**Texte fourni**
((

On y voit une critique universelle des excès des situations guerrières, et une volonté de traiter humoristiquement la révolution italienne. Certains passages font mouche. On pense notamment à ce cadavre vers lequel tout le monde afflue, où chacun prétend avoir entendu ses derniers râles et qu’en ultime bafouille le désormais défunt a scandé un slogan politique. Pour arriver à ses fins, on fait parler les morts, manière brillante de se moquer des prises de positions que l’on se fantasme quant à nos propres icônes. Les bonnes idées, à l’image de la scène où, caché sous une table, le voleur observe une conversation où chaque prise de parole par un protagoniste est marquée par une danse avec ses pieds – seule partie du corps que l’on voit –, s’amenuisent vite. Elles se retrouvent noyées dans un festival de mauvais goût, à la mise en scène souvent outrancière, qui nous semble bien long.
Au-delà d’un passage où les deux drôles s’aventurent dans une maison supposée abandonnée et qui se révèle habitée, jouant avec les codes de l’horreur et par extension du Giallo, on reconnaît peu le cinéaste qui peine à se renouveler. En témoigne une scène de rue où tout se passe en accéléré sur une musique classique refaite au synthé, qui nous rappelle qu’Orange Mécanique est sorti deux ans plus tôt. Une scène où nos deux héros découvrent une femme enceinte leur demandant de l’aider à accoucher tourne vite à la gêne palpable lorsqu’Argento choisit d’en faire une séquence digne d’une comédie de Buster Keaton, le tout en accéléré et où les personnages tombent en tentant de déshabiller la belle ou manquent d’éjecter le nouveau-né lors de sa sortie. L’accéléré rappelle d’ailleurs les scènes de sexe de Meurtre a la Mod, même si on doute qu’ici la volonté n’était pas d’échapper à la censure. Ce dont on ne doute pas par contre, c’est qu’il n’est pas très fin de rire de deux larbins qui peinent à faire accoucher une femme, surtout quand la scène prend trois plombes.

))

Éléments listés dans un jeu de données:
((

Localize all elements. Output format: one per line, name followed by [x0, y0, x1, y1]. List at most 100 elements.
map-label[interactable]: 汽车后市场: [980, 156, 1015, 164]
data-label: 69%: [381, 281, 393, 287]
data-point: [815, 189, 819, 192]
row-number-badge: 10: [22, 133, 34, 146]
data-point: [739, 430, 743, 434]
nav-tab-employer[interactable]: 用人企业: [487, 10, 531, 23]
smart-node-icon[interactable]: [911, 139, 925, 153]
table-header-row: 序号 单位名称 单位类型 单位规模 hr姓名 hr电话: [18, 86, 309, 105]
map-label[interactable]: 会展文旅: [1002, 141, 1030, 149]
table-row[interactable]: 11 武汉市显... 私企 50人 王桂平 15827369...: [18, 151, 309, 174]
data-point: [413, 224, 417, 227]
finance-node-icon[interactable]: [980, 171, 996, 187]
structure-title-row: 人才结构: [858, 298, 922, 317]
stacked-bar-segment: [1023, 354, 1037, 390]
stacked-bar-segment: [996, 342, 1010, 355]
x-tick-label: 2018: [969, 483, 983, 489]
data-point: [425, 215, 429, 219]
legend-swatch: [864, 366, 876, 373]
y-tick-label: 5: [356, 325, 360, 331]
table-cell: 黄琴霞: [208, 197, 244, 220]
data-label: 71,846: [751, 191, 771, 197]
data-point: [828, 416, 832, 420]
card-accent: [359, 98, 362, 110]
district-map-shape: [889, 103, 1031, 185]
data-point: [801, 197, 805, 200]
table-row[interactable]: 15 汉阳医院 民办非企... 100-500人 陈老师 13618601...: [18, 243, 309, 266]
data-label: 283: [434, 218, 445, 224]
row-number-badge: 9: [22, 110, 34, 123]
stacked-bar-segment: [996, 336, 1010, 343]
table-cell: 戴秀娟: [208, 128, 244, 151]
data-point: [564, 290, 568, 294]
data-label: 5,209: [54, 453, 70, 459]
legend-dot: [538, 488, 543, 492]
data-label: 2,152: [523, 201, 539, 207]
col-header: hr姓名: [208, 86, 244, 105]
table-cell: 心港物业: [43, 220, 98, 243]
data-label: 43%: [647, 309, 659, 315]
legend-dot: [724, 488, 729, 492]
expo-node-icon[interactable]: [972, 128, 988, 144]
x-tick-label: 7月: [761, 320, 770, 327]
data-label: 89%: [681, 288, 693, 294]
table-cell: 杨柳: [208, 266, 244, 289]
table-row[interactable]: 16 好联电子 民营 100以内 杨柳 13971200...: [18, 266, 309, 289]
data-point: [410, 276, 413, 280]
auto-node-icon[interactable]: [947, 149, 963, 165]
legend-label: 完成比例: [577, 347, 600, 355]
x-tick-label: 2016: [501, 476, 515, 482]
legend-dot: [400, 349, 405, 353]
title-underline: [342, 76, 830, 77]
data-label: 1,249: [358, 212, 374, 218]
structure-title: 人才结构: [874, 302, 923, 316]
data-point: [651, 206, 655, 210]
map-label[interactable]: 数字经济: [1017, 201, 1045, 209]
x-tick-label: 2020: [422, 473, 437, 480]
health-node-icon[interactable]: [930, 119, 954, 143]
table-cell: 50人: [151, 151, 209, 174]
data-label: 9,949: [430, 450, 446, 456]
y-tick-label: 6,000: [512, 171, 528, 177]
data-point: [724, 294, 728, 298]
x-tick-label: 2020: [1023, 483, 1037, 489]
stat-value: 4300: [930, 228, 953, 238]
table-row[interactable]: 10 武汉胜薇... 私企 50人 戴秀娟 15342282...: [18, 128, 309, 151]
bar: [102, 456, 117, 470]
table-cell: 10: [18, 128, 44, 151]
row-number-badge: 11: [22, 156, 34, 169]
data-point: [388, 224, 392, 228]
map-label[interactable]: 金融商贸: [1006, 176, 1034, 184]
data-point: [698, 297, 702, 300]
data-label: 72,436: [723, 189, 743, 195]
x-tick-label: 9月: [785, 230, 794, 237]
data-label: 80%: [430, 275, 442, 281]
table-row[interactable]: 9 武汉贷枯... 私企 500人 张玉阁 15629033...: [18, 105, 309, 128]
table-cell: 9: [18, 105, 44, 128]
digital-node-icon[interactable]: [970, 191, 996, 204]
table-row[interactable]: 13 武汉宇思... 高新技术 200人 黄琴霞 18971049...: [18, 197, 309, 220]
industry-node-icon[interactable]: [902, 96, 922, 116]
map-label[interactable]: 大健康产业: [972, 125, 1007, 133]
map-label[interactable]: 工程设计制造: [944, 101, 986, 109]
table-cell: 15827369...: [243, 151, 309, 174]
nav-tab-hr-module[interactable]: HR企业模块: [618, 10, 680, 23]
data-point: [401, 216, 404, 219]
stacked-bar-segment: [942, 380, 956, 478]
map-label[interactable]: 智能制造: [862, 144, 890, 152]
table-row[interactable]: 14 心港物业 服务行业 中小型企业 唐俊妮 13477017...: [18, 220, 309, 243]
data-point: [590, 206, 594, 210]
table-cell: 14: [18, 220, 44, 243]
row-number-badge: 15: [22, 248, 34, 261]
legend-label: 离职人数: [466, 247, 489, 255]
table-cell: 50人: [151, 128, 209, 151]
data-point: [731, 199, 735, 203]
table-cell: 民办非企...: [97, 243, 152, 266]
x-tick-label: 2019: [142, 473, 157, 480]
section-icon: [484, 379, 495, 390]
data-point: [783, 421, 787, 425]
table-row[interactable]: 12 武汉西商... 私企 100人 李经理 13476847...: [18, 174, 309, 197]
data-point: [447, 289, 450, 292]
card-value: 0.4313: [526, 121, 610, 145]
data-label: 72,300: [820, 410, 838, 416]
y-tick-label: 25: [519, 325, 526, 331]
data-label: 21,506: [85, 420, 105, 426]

))

**Consigne**
Recopiez intégralement la critique de film, mot pour mot. Les lignes forment un matériau à part, indépendant du texte fourni.

**Réponse attendue**
On y voit une critique universelle des excès des situations guerrières, et une volonté de traiter humoristiquement la révolution italienne. Certains passages font mouche. On pense notamment à ce cadavre vers lequel tout le monde afflue, où chacun prétend avoir entendu ses derniers râles et qu’en ultime bafouille le désormais défunt a scandé un slogan politique. Pour arriver à ses fins, on fait parler les morts, manière brillante de se moquer des prises de positions que l’on se fantasme quant à nos propres icônes. Les bonnes idées, à l’image de la scène où, caché sous une table, le voleur observe une conversation où chaque prise de parole par un protagoniste est marquée par une danse avec ses pieds – seule partie du corps que l’on voit –, s’amenuisent vite. Elles se retrouvent noyées dans un festival de mauvais goût, à la mise en scène souvent outrancière, qui nous semble bien long.
Au-delà d’un passage où les deux drôles s’aventurent dans une maison supposée abandonnée et qui se révèle habitée, jouant avec les codes de l’horreur et par extension du Giallo, on reconnaît peu le cinéaste qui peine à se renouveler. En témoigne une scène de rue où tout se passe en accéléré sur une musique classique refaite au synthé, qui nous rappelle qu’Orange Mécanique est sorti deux ans plus tôt. Une scène où nos deux héros découvrent une femme enceinte leur demandant de l’aider à accoucher tourne vite à la gêne palpable lorsqu’Argento choisit d’en faire une séquence digne d’une comédie de Buster Keaton, le tout en accéléré et où les personnages tombent en tentant de déshabiller la belle ou manquent d’éjecter le nouveau-né lors de sa sortie. L’accéléré rappelle d’ailleurs les scènes de sexe de Meurtre a la Mod, même si on doute qu’ici la volonté n’était pas d’échapper à la censure. Ce dont on ne doute pas par contre, c’est qu’il n’est pas très fin de rire de deux larbins qui peinent à faire accoucher une femme, surtout quand la scène prend trois plombes.